Say how many lines hold the string "this", and nothing more.

Saved entries
* * *
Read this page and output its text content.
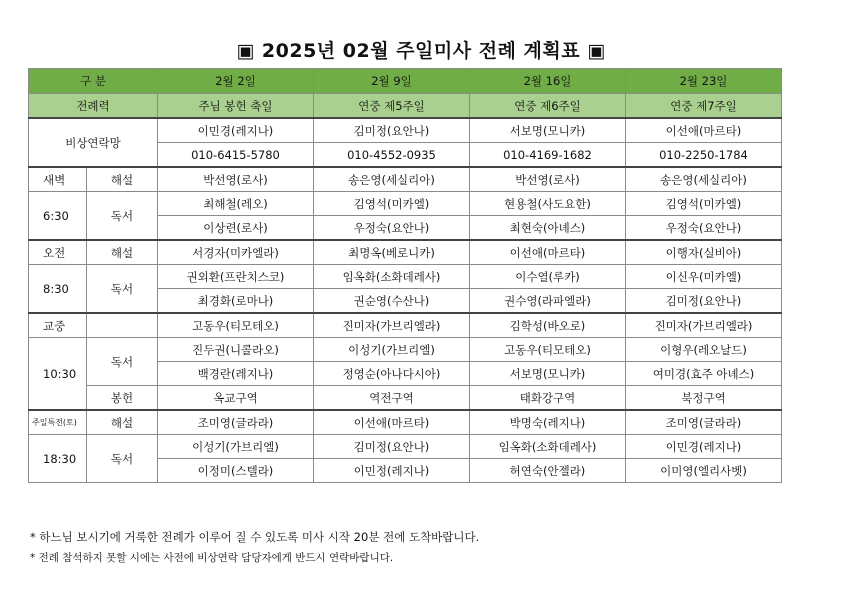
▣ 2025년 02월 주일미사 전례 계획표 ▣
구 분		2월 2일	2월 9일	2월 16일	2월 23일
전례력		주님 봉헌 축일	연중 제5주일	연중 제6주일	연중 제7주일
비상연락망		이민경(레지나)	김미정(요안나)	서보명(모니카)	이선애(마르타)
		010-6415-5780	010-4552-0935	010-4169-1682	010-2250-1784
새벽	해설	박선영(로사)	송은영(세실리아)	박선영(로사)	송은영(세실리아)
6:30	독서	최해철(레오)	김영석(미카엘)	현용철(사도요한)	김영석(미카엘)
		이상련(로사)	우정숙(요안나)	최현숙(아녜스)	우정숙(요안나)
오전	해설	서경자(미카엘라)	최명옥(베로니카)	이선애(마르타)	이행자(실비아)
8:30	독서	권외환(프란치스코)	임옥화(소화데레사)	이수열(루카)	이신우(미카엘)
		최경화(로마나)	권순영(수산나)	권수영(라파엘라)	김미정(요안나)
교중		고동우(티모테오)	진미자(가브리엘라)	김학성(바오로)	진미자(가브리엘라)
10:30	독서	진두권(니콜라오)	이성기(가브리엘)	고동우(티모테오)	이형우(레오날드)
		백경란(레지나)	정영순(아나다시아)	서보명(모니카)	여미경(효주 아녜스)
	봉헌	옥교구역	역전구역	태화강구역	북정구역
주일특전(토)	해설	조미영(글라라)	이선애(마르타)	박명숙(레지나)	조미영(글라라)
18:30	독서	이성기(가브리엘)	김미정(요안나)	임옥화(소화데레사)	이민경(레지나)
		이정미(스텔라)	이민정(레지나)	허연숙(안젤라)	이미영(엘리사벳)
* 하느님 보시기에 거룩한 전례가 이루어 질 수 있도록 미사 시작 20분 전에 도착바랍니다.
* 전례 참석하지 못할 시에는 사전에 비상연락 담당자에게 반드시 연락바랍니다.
* * *
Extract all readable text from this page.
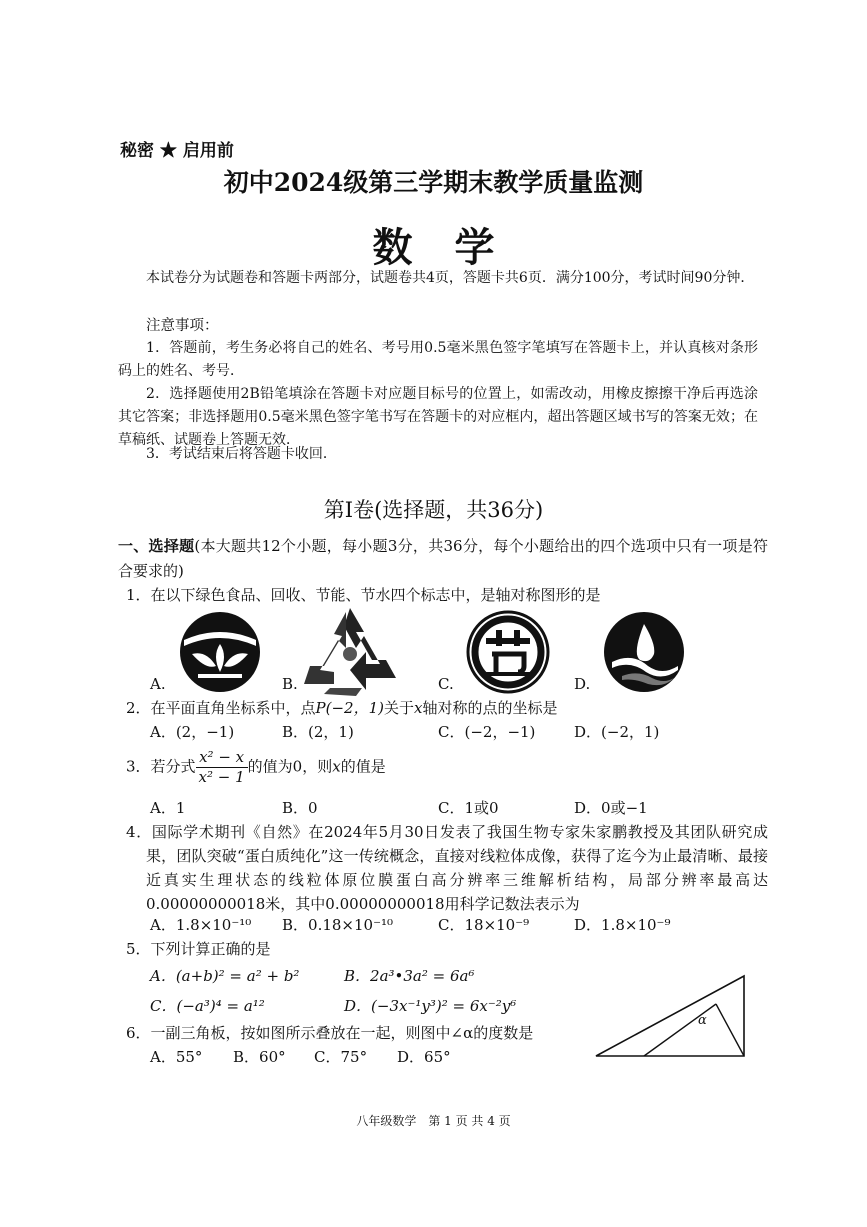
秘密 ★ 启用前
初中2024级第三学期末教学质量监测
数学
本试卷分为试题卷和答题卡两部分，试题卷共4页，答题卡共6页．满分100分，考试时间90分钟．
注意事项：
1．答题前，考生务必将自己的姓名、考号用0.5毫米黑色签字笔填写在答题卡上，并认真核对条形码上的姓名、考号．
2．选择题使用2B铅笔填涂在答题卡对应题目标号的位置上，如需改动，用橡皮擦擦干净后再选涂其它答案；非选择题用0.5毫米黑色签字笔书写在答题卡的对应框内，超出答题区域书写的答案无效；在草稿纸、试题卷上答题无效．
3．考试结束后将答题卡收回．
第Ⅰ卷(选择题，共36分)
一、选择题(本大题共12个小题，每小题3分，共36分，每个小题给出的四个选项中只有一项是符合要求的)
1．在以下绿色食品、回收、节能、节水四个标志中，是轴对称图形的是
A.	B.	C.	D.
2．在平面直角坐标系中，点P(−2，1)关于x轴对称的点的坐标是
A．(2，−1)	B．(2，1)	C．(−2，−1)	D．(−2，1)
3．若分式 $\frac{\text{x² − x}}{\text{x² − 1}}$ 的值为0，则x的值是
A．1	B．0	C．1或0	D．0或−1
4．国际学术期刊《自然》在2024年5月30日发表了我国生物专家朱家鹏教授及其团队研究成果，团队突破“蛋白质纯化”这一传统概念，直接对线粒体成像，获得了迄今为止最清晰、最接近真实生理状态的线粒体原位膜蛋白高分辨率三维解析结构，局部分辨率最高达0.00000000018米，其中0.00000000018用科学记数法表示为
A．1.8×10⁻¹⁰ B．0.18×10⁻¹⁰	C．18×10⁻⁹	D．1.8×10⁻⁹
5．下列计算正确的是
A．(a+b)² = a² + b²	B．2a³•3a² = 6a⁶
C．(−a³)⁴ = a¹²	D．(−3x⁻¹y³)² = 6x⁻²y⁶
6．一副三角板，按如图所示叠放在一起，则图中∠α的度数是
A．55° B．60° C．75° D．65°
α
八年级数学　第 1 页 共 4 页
* * *
# Reply to the task
2